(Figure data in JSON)
**********

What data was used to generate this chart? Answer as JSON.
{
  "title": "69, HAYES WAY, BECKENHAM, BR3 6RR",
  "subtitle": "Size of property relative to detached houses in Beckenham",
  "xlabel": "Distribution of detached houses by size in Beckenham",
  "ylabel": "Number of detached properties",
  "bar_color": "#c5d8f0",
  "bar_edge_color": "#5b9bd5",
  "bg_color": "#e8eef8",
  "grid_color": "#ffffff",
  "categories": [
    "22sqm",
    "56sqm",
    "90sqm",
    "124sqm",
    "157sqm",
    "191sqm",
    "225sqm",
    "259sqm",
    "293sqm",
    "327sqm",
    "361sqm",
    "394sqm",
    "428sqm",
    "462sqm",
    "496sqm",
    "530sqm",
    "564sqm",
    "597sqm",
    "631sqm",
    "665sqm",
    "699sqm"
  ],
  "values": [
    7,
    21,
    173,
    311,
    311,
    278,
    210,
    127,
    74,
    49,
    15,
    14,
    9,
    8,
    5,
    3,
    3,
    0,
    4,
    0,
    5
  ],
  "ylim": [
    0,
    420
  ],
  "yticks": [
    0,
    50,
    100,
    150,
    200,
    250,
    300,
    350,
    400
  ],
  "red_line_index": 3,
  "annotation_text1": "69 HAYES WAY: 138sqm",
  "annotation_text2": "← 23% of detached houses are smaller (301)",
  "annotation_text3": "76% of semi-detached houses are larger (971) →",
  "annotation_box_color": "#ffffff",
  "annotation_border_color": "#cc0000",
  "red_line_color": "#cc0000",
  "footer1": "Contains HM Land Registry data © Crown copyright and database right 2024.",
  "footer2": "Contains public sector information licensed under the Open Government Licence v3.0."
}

**********

Return the listing above word for word.

What data was used to generate this chart? Answer as JSON.
{
  "title": "69, HAYES WAY, BECKENHAM, BR3 6RR",
  "subtitle": "Size of property relative to detached houses in Beckenham",
  "xlabel": "Distribution of detached houses by size in Beckenham",
  "ylabel": "Number of detached properties",
  "bar_color": "#c5d8f0",
  "bar_edge_color": "#5b9bd5",
  "bg_color": "#e8eef8",
  "grid_color": "#ffffff",
  "categories": [
    "22sqm",
    "56sqm",
    "90sqm",
    "124sqm",
    "157sqm",
    "191sqm",
    "225sqm",
    "259sqm",
    "293sqm",
    "327sqm",
    "361sqm",
    "394sqm",
    "428sqm",
    "462sqm",
    "496sqm",
    "530sqm",
    "564sqm",
    "597sqm",
    "631sqm",
    "665sqm",
    "699sqm"
  ],
  "values": [
    7,
    21,
    173,
    311,
    311,
    278,
    210,
    127,
    74,
    49,
    15,
    14,
    9,
    8,
    5,
    3,
    3,
    0,
    4,
    0,
    5
  ],
  "ylim": [
    0,
    420
  ],
  "yticks": [
    0,
    50,
    100,
    150,
    200,
    250,
    300,
    350,
    400
  ],
  "red_line_index": 3,
  "annotation_text1": "69 HAYES WAY: 138sqm",
  "annotation_text2": "← 23% of detached houses are smaller (301)",
  "annotation_text3": "76% of semi-detached houses are larger (971) →",
  "annotation_box_color": "#ffffff",
  "annotation_border_color": "#cc0000",
  "red_line_color": "#cc0000",
  "footer1": "Contains HM Land Registry data © Crown copyright and database right 2024.",
  "footer2": "Contains public sector information licensed under the Open Government Licence v3.0."
}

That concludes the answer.